-------- Исходные данные --------

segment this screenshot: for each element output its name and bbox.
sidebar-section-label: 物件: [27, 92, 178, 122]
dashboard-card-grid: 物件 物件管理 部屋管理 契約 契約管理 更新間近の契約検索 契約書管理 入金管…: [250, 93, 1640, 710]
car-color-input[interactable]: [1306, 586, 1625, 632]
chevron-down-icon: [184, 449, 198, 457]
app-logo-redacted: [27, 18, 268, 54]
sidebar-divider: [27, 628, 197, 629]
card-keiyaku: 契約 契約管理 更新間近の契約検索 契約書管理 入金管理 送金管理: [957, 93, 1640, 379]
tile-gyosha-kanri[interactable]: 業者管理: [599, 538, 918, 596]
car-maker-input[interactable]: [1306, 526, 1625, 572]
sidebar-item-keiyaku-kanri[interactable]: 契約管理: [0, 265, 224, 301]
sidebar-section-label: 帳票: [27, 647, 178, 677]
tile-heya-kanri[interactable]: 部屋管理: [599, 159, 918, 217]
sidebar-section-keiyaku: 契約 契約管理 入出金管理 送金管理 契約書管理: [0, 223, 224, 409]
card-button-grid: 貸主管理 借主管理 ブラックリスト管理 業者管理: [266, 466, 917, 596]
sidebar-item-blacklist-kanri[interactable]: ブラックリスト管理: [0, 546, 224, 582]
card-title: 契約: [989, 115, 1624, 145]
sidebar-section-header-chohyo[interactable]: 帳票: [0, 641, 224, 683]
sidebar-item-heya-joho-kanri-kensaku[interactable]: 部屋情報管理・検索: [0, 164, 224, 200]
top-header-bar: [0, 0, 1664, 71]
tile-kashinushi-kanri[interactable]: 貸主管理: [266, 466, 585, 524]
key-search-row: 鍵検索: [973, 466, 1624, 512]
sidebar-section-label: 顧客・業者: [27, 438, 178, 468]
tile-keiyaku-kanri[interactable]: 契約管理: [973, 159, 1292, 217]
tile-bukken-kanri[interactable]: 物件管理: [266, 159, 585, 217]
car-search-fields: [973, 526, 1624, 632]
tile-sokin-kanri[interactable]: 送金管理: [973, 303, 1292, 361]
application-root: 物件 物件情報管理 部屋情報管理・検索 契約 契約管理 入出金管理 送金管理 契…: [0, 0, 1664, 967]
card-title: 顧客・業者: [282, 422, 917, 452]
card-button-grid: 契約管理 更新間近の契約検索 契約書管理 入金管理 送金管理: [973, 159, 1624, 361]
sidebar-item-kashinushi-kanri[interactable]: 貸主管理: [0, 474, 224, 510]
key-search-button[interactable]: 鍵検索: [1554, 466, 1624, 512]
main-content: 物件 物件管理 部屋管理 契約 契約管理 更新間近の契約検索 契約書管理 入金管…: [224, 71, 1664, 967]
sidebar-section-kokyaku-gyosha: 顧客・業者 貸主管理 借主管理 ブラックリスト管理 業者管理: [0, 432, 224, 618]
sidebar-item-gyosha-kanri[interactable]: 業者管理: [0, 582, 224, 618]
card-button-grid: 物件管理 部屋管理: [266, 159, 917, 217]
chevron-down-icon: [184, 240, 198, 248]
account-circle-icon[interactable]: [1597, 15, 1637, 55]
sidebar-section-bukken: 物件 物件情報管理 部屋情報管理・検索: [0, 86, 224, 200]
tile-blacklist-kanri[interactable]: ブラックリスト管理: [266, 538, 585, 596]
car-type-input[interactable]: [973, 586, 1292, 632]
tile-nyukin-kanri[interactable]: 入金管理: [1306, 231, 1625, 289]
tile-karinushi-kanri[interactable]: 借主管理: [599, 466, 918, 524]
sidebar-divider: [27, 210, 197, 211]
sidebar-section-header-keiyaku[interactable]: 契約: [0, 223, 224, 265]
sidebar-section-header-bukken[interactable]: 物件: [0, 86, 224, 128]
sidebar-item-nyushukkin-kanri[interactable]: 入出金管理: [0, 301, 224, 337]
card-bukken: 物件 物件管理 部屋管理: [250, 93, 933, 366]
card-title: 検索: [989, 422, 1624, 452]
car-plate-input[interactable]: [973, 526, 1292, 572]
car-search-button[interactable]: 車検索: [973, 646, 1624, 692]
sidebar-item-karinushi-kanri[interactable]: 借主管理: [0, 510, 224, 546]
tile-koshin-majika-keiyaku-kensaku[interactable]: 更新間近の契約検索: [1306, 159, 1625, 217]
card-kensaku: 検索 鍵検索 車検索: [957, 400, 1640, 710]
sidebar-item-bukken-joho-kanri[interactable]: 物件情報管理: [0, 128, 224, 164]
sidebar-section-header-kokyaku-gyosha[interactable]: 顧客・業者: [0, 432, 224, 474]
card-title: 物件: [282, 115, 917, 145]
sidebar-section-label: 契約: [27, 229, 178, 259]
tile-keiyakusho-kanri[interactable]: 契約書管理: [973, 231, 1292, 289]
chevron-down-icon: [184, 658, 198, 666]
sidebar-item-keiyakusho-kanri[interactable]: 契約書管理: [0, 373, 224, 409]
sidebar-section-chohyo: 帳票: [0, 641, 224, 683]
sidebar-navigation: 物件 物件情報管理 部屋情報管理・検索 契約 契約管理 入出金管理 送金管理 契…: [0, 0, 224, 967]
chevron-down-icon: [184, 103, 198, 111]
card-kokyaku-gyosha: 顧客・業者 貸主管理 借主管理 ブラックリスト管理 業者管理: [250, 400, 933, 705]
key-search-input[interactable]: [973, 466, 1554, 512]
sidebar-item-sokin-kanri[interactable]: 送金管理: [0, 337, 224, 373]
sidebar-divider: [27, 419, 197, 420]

--------

Задание: Отберите из записей выше все строки, где встречается слово «入出金管理», и перепишите их. Регистр учитывается.

Ответ:
sidebar-section-keiyaku: 契約 契約管理 入出金管理 送金管理 契約書管理: [0, 223, 224, 409]
application-root: 物件 物件情報管理 部屋情報管理・検索 契約 契約管理 入出金管理 送金管理 契…: [0, 0, 1664, 967]
sidebar-item-nyushukkin-kanri[interactable]: 入出金管理: [0, 301, 224, 337]
sidebar-navigation: 物件 物件情報管理 部屋情報管理・検索 契約 契約管理 入出金管理 送金管理 契…: [0, 0, 224, 967]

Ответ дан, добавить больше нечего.